Input data »
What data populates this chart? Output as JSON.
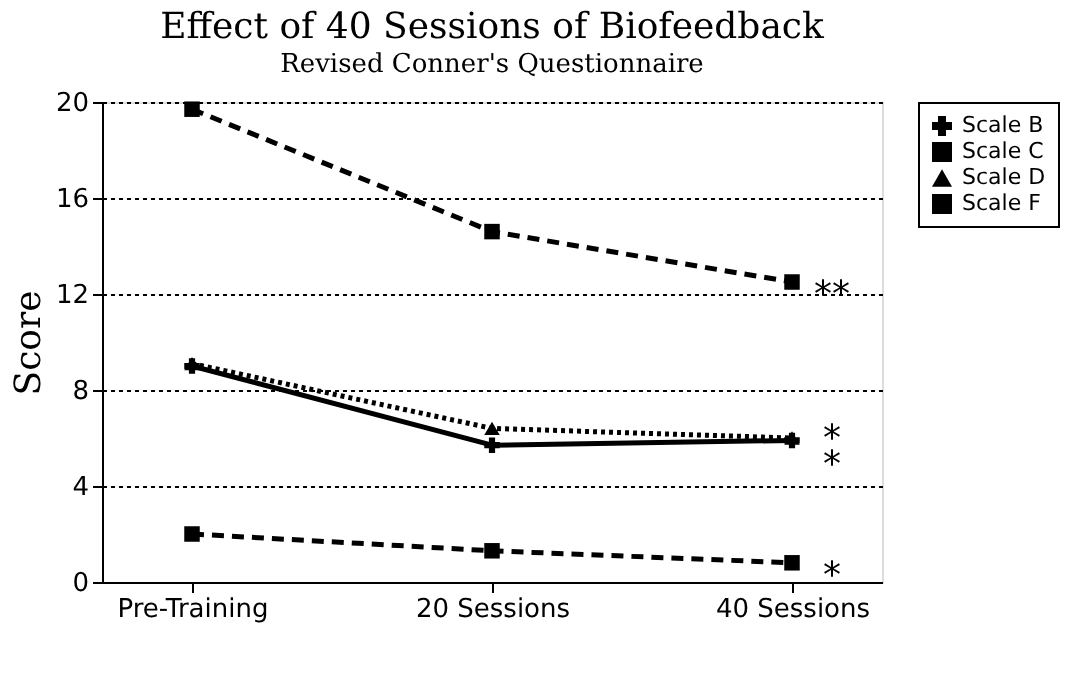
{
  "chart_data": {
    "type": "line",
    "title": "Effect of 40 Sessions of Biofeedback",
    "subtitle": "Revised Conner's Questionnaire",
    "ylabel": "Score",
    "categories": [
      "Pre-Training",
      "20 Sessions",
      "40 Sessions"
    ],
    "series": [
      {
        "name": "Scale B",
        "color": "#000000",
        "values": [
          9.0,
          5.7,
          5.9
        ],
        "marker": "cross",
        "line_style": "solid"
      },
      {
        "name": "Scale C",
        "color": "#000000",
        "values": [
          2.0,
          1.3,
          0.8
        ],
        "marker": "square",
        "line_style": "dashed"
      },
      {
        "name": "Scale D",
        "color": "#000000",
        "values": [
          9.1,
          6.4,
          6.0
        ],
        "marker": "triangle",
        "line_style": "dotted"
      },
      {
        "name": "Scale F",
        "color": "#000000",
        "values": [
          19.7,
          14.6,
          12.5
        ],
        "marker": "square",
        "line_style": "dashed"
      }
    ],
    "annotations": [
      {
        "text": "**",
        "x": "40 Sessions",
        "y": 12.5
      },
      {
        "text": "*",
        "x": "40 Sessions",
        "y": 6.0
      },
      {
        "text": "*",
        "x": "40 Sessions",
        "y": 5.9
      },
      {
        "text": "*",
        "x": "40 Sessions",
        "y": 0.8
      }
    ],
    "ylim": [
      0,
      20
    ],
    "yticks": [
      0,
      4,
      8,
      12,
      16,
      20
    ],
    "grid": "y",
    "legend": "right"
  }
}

What is asked »
Tally every line of the listing that holds the string "Scale", then give the number by itself.

Problem solution »
4